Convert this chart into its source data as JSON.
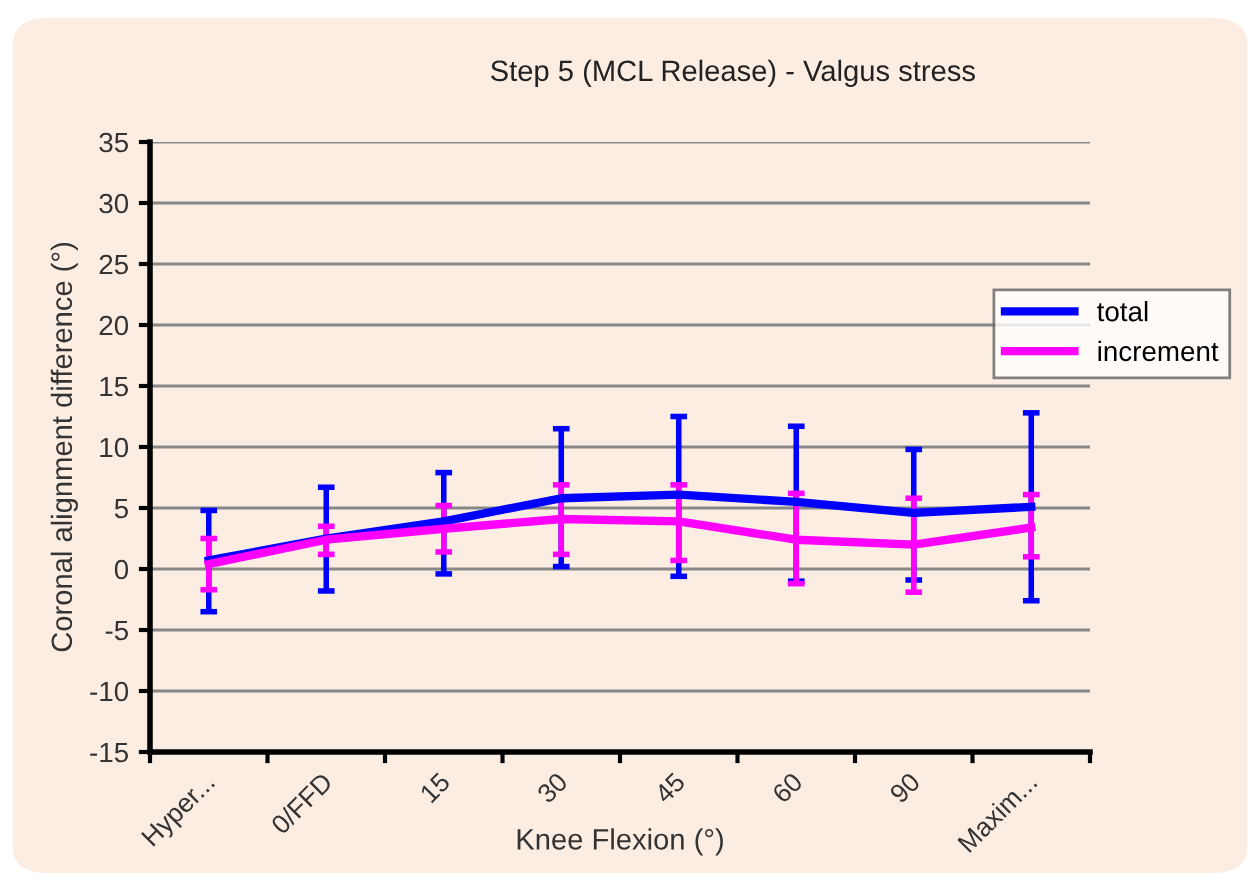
{
  "chart_data": {
    "type": "line",
    "title": "Step 5 (MCL Release) - Valgus stress",
    "xlabel": "Knee Flexion (°)",
    "ylabel": "Coronal alignment difference (°)",
    "categories": [
      "Hyper...",
      "0/FFD",
      "15",
      "30",
      "45",
      "60",
      "90",
      "Maxim..."
    ],
    "series": [
      {
        "name": "total",
        "color": "#0000ff",
        "values": [
          0.7,
          2.5,
          3.9,
          5.8,
          6.1,
          5.5,
          4.6,
          5.1
        ],
        "errors": [
          [
            -3.5,
            4.8
          ],
          [
            -1.8,
            6.7
          ],
          [
            -0.4,
            7.9
          ],
          [
            0.2,
            11.5
          ],
          [
            -0.6,
            12.5
          ],
          [
            -1.0,
            11.7
          ],
          [
            -0.9,
            9.8
          ],
          [
            -2.6,
            12.8
          ]
        ]
      },
      {
        "name": "increment",
        "color": "#ff00ff",
        "values": [
          0.4,
          2.4,
          3.3,
          4.1,
          3.9,
          2.4,
          2.0,
          3.4
        ],
        "errors": [
          [
            -1.7,
            2.5
          ],
          [
            1.2,
            3.5
          ],
          [
            1.4,
            5.2
          ],
          [
            1.2,
            6.9
          ],
          [
            0.7,
            6.9
          ],
          [
            -1.2,
            6.2
          ],
          [
            -1.9,
            5.8
          ],
          [
            1.0,
            6.1
          ]
        ]
      }
    ],
    "ylim": [
      -15,
      35
    ],
    "yticks": [
      -15,
      -10,
      -5,
      0,
      5,
      10,
      15,
      20,
      25,
      30,
      35
    ],
    "grid": "y",
    "legend": "right",
    "marker": "none",
    "line_style": "solid"
  }
}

------------------------------------------------------------------------

## Problem description:
Produce an exact copy of each line of data, skipping embedded images.

## Written answer:
Convert this chart into its source data as JSON.
{
  "chart_data": {
    "type": "line",
    "title": "Step 5 (MCL Release) - Valgus stress",
    "xlabel": "Knee Flexion (°)",
    "ylabel": "Coronal alignment difference (°)",
    "categories": [
      "Hyper...",
      "0/FFD",
      "15",
      "30",
      "45",
      "60",
      "90",
      "Maxim..."
    ],
    "series": [
      {
        "name": "total",
        "color": "#0000ff",
        "values": [
          0.7,
          2.5,
          3.9,
          5.8,
          6.1,
          5.5,
          4.6,
          5.1
        ],
        "errors": [
          [
            -3.5,
            4.8
          ],
          [
            -1.8,
            6.7
          ],
          [
            -0.4,
            7.9
          ],
          [
            0.2,
            11.5
          ],
          [
            -0.6,
            12.5
          ],
          [
            -1.0,
            11.7
          ],
          [
            -0.9,
            9.8
          ],
          [
            -2.6,
            12.8
          ]
        ]
      },
      {
        "name": "increment",
        "color": "#ff00ff",
        "values": [
          0.4,
          2.4,
          3.3,
          4.1,
          3.9,
          2.4,
          2.0,
          3.4
        ],
        "errors": [
          [
            -1.7,
            2.5
          ],
          [
            1.2,
            3.5
          ],
          [
            1.4,
            5.2
          ],
          [
            1.2,
            6.9
          ],
          [
            0.7,
            6.9
          ],
          [
            -1.2,
            6.2
          ],
          [
            -1.9,
            5.8
          ],
          [
            1.0,
            6.1
          ]
        ]
      }
    ],
    "ylim": [
      -15,
      35
    ],
    "yticks": [
      -15,
      -10,
      -5,
      0,
      5,
      10,
      15,
      20,
      25,
      30,
      35
    ],
    "grid": "y",
    "legend": "right",
    "marker": "none",
    "line_style": "solid"
  }
}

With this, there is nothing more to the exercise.